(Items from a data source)
──────────
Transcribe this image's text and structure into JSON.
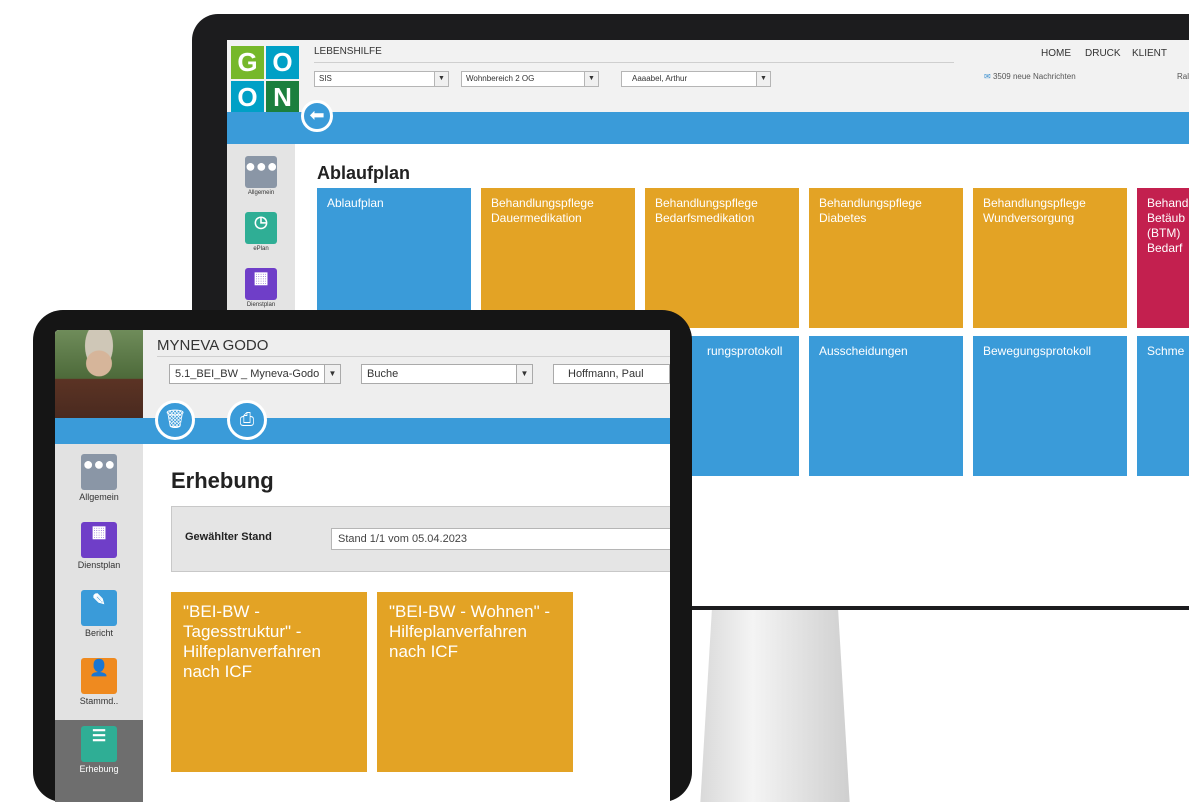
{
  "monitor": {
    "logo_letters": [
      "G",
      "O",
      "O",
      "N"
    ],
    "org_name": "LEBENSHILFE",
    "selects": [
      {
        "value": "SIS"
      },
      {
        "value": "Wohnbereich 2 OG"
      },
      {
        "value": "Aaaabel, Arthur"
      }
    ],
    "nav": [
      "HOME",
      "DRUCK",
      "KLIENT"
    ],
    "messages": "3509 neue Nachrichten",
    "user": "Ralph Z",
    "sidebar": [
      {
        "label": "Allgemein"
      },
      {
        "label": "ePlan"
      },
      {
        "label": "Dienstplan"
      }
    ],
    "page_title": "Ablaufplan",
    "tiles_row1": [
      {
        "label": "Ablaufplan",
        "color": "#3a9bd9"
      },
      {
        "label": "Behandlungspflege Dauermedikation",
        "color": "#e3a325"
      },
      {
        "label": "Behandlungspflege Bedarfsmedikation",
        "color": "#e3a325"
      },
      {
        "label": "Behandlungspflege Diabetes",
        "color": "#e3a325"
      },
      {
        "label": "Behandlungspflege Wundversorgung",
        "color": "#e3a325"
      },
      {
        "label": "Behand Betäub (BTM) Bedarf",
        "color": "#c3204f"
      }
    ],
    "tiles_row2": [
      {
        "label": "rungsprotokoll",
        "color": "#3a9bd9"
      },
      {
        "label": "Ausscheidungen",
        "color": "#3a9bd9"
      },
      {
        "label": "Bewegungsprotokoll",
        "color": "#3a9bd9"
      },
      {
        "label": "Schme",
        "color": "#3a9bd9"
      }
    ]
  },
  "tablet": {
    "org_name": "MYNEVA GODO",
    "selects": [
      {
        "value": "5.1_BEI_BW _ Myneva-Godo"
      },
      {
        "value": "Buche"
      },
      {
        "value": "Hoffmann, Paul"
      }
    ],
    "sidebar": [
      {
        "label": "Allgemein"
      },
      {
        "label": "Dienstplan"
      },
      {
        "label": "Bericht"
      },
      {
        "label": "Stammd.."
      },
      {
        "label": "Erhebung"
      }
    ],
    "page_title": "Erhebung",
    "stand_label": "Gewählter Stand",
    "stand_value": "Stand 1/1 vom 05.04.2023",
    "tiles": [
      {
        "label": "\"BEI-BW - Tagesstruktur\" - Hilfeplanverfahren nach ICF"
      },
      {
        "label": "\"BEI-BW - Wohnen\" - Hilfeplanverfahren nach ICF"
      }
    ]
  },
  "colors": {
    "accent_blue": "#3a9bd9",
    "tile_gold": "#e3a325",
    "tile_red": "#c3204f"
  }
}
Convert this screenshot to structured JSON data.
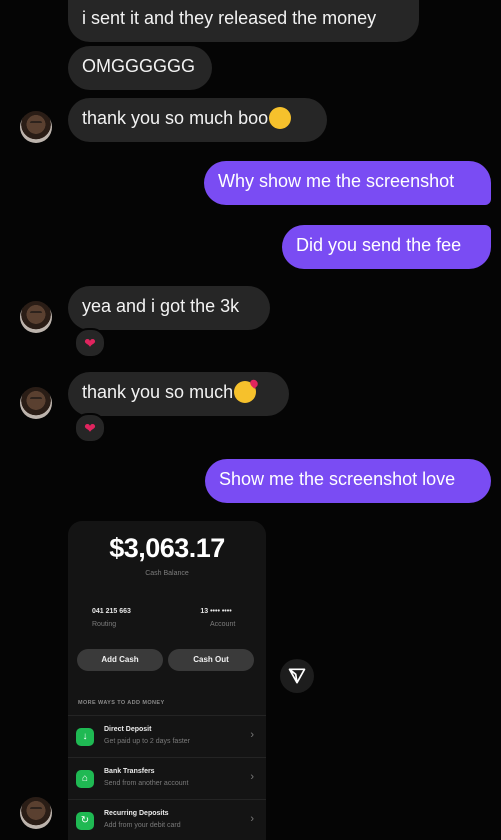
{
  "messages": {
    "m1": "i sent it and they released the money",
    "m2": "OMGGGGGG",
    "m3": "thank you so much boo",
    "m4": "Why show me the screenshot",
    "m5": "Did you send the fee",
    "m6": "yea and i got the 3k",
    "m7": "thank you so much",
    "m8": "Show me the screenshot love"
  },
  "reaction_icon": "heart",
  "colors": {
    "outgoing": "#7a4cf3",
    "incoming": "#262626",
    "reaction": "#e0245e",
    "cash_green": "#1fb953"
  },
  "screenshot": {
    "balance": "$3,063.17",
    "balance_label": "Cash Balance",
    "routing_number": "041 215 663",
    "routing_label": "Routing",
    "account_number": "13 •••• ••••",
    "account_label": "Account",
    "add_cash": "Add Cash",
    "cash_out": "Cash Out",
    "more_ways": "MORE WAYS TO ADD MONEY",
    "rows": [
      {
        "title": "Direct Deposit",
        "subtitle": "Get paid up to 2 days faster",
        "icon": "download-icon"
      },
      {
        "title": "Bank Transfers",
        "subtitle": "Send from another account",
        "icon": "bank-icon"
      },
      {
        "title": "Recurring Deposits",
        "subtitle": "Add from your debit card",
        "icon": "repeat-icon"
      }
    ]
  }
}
──────────
In the copy, include no pictures; restate the listing above exactly.

(Reply)
Transcribe this image's text and structure into JSON.
{
  "monitor": {
    "logo_letters": [
      "G",
      "O",
      "O",
      "N"
    ],
    "org_name": "LEBENSHILFE",
    "selects": [
      {
        "value": "SIS"
      },
      {
        "value": "Wohnbereich 2 OG"
      },
      {
        "value": "Aaaabel, Arthur"
      }
    ],
    "nav": [
      "HOME",
      "DRUCK",
      "KLIENT"
    ],
    "messages": "3509 neue Nachrichten",
    "user": "Ralph Z",
    "sidebar": [
      {
        "label": "Allgemein"
      },
      {
        "label": "ePlan"
      },
      {
        "label": "Dienstplan"
      }
    ],
    "page_title": "Ablaufplan",
    "tiles_row1": [
      {
        "label": "Ablaufplan",
        "color": "#3a9bd9"
      },
      {
        "label": "Behandlungspflege Dauermedikation",
        "color": "#e3a325"
      },
      {
        "label": "Behandlungspflege Bedarfsmedikation",
        "color": "#e3a325"
      },
      {
        "label": "Behandlungspflege Diabetes",
        "color": "#e3a325"
      },
      {
        "label": "Behandlungspflege Wundversorgung",
        "color": "#e3a325"
      },
      {
        "label": "Behand Betäub (BTM) Bedarf",
        "color": "#c3204f"
      }
    ],
    "tiles_row2": [
      {
        "label": "rungsprotokoll",
        "color": "#3a9bd9"
      },
      {
        "label": "Ausscheidungen",
        "color": "#3a9bd9"
      },
      {
        "label": "Bewegungsprotokoll",
        "color": "#3a9bd9"
      },
      {
        "label": "Schme",
        "color": "#3a9bd9"
      }
    ]
  },
  "tablet": {
    "org_name": "MYNEVA GODO",
    "selects": [
      {
        "value": "5.1_BEI_BW _ Myneva-Godo"
      },
      {
        "value": "Buche"
      },
      {
        "value": "Hoffmann, Paul"
      }
    ],
    "sidebar": [
      {
        "label": "Allgemein"
      },
      {
        "label": "Dienstplan"
      },
      {
        "label": "Bericht"
      },
      {
        "label": "Stammd.."
      },
      {
        "label": "Erhebung"
      }
    ],
    "page_title": "Erhebung",
    "stand_label": "Gewählter Stand",
    "stand_value": "Stand 1/1 vom 05.04.2023",
    "tiles": [
      {
        "label": "\"BEI-BW - Tagesstruktur\" - Hilfeplanverfahren nach ICF"
      },
      {
        "label": "\"BEI-BW - Wohnen\" - Hilfeplanverfahren nach ICF"
      }
    ]
  },
  "colors": {
    "accent_blue": "#3a9bd9",
    "tile_gold": "#e3a325",
    "tile_red": "#c3204f"
  }
}
Convert this screenshot to structured JSON data.
{
  "messages": {
    "m1": "i sent it and they released the money",
    "m2": "OMGGGGGG",
    "m3": "thank you so much boo",
    "m4": "Why show me the screenshot",
    "m5": "Did you send the fee",
    "m6": "yea and i got the 3k",
    "m7": "thank you so much",
    "m8": "Show me the screenshot love"
  },
  "reaction_icon": "heart",
  "colors": {
    "outgoing": "#7a4cf3",
    "incoming": "#262626",
    "reaction": "#e0245e",
    "cash_green": "#1fb953"
  },
  "screenshot": {
    "balance": "$3,063.17",
    "balance_label": "Cash Balance",
    "routing_number": "041 215 663",
    "routing_label": "Routing",
    "account_number": "13 •••• ••••",
    "account_label": "Account",
    "add_cash": "Add Cash",
    "cash_out": "Cash Out",
    "more_ways": "MORE WAYS TO ADD MONEY",
    "rows": [
      {
        "title": "Direct Deposit",
        "subtitle": "Get paid up to 2 days faster",
        "icon": "download-icon"
      },
      {
        "title": "Bank Transfers",
        "subtitle": "Send from another account",
        "icon": "bank-icon"
      },
      {
        "title": "Recurring Deposits",
        "subtitle": "Add from your debit card",
        "icon": "repeat-icon"
      }
    ]
  }
}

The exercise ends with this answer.